=== Entries provided ===

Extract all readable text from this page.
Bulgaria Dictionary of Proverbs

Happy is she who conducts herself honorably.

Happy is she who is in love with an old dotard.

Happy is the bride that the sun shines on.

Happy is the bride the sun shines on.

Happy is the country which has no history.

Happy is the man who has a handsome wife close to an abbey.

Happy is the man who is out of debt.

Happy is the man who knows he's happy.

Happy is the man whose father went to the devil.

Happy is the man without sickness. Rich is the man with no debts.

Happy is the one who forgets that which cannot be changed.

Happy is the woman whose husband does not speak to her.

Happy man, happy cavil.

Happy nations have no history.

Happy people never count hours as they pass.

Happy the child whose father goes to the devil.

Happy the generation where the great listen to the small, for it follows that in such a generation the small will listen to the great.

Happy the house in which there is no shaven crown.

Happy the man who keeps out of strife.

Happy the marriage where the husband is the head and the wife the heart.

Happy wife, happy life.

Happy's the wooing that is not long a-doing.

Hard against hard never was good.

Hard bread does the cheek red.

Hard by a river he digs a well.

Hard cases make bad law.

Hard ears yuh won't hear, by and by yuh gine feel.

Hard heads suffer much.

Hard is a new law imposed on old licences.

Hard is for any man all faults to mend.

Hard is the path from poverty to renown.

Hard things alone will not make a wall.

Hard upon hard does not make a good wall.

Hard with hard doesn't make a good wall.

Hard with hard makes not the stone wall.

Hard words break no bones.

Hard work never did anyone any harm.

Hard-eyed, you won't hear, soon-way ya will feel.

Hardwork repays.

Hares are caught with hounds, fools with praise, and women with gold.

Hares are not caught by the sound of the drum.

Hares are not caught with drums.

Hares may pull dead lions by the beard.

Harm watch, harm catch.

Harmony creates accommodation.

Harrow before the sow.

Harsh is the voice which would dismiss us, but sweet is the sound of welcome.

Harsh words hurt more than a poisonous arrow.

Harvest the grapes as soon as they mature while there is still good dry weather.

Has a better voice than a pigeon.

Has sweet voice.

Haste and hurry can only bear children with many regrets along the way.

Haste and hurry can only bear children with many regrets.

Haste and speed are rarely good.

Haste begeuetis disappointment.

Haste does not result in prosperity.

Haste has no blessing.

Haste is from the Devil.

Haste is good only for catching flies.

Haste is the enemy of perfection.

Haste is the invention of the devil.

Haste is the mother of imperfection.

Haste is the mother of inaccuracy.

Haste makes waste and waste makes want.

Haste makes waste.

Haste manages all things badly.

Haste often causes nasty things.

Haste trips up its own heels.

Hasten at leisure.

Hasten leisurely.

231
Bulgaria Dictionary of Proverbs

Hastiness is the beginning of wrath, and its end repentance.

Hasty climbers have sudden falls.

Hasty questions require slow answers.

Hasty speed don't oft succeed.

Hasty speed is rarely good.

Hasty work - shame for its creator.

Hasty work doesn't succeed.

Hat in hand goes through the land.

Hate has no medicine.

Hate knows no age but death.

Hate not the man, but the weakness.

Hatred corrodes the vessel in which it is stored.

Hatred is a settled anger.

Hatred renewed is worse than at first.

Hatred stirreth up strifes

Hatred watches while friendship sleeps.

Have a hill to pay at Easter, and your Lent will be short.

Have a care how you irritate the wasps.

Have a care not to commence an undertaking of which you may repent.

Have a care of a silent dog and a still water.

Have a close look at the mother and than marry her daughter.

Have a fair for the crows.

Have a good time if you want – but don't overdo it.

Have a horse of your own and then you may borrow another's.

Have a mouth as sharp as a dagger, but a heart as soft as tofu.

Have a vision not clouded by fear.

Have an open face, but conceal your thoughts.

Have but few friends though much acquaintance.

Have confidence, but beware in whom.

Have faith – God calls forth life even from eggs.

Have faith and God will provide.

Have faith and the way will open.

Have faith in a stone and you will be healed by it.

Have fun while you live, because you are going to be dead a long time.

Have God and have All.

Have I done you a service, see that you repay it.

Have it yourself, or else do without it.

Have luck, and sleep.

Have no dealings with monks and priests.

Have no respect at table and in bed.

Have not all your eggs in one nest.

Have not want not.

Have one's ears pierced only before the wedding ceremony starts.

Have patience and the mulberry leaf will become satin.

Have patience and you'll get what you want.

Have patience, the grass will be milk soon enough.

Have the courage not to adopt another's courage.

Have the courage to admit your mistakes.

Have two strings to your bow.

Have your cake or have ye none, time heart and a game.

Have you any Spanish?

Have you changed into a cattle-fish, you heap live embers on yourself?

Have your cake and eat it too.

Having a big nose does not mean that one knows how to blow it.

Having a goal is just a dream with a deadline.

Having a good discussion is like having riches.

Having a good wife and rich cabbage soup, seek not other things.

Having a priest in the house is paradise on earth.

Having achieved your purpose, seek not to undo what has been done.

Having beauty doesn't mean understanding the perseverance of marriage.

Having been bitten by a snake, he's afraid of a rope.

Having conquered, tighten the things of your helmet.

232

===

### [Given task]
Repeat all of the entries exactly.

### [Task result]
Extract all readable text from this page.
Bulgaria Dictionary of Proverbs

Happy is she who conducts herself honorably.

Happy is she who is in love with an old dotard.

Happy is the bride that the sun shines on.

Happy is the bride the sun shines on.

Happy is the country which has no history.

Happy is the man who has a handsome wife close to an abbey.

Happy is the man who is out of debt.

Happy is the man who knows he's happy.

Happy is the man whose father went to the devil.

Happy is the man without sickness. Rich is the man with no debts.

Happy is the one who forgets that which cannot be changed.

Happy is the woman whose husband does not speak to her.

Happy man, happy cavil.

Happy nations have no history.

Happy people never count hours as they pass.

Happy the child whose father goes to the devil.

Happy the generation where the great listen to the small, for it follows that in such a generation the small will listen to the great.

Happy the house in which there is no shaven crown.

Happy the man who keeps out of strife.

Happy the marriage where the husband is the head and the wife the heart.

Happy wife, happy life.

Happy's the wooing that is not long a-doing.

Hard against hard never was good.

Hard bread does the cheek red.

Hard by a river he digs a well.

Hard cases make bad law.

Hard ears yuh won't hear, by and by yuh gine feel.

Hard heads suffer much.

Hard is a new law imposed on old licences.

Hard is for any man all faults to mend.

Hard is the path from poverty to renown.

Hard things alone will not make a wall.

Hard upon hard does not make a good wall.

Hard with hard doesn't make a good wall.

Hard with hard makes not the stone wall.

Hard words break no bones.

Hard work never did anyone any harm.

Hard-eyed, you won't hear, soon-way ya will feel.

Hardwork repays.

Hares are caught with hounds, fools with praise, and women with gold.

Hares are not caught by the sound of the drum.

Hares are not caught with drums.

Hares may pull dead lions by the beard.

Harm watch, harm catch.

Harmony creates accommodation.

Harrow before the sow.

Harsh is the voice which would dismiss us, but sweet is the sound of welcome.

Harsh words hurt more than a poisonous arrow.

Harvest the grapes as soon as they mature while there is still good dry weather.

Has a better voice than a pigeon.

Has sweet voice.

Haste and hurry can only bear children with many regrets along the way.

Haste and hurry can only bear children with many regrets.

Haste and speed are rarely good.

Haste begeuetis disappointment.

Haste does not result in prosperity.

Haste has no blessing.

Haste is from the Devil.

Haste is good only for catching flies.

Haste is the enemy of perfection.

Haste is the invention of the devil.

Haste is the mother of imperfection.

Haste is the mother of inaccuracy.

Haste makes waste and waste makes want.

Haste makes waste.

Haste manages all things badly.

Haste often causes nasty things.

Haste trips up its own heels.

Hasten at leisure.

Hasten leisurely.

231
Bulgaria Dictionary of Proverbs

Hastiness is the beginning of wrath, and its end repentance.

Hasty climbers have sudden falls.

Hasty questions require slow answers.

Hasty speed don't oft succeed.

Hasty speed is rarely good.

Hasty work - shame for its creator.

Hasty work doesn't succeed.

Hat in hand goes through the land.

Hate has no medicine.

Hate knows no age but death.

Hate not the man, but the weakness.

Hatred corrodes the vessel in which it is stored.

Hatred is a settled anger.

Hatred renewed is worse than at first.

Hatred stirreth up strifes

Hatred watches while friendship sleeps.

Have a hill to pay at Easter, and your Lent will be short.

Have a care how you irritate the wasps.

Have a care not to commence an undertaking of which you may repent.

Have a care of a silent dog and a still water.

Have a close look at the mother and than marry her daughter.

Have a fair for the crows.

Have a good time if you want – but don't overdo it.

Have a horse of your own and then you may borrow another's.

Have a mouth as sharp as a dagger, but a heart as soft as tofu.

Have a vision not clouded by fear.

Have an open face, but conceal your thoughts.

Have but few friends though much acquaintance.

Have confidence, but beware in whom.

Have faith – God calls forth life even from eggs.

Have faith and God will provide.

Have faith and the way will open.

Have faith in a stone and you will be healed by it.

Have fun while you live, because you are going to be dead a long time.

Have God and have All.

Have I done you a service, see that you repay it.

Have it yourself, or else do without it.

Have luck, and sleep.

Have no dealings with monks and priests.

Have no respect at table and in bed.

Have not all your eggs in one nest.

Have not want not.

Have one's ears pierced only before the wedding ceremony starts.

Have patience and the mulberry leaf will become satin.

Have patience and you'll get what you want.

Have patience, the grass will be milk soon enough.

Have the courage not to adopt another's courage.

Have the courage to admit your mistakes.

Have two strings to your bow.

Have your cake or have ye none, time heart and a game.

Have you any Spanish?

Have you changed into a cattle-fish, you heap live embers on yourself?

Have your cake and eat it too.

Having a big nose does not mean that one knows how to blow it.

Having a goal is just a dream with a deadline.

Having a good discussion is like having riches.

Having a good wife and rich cabbage soup, seek not other things.

Having a priest in the house is paradise on earth.

Having achieved your purpose, seek not to undo what has been done.

Having beauty doesn't mean understanding the perseverance of marriage.

Having been bitten by a snake, he's afraid of a rope.

Having conquered, tighten the things of your helmet.

232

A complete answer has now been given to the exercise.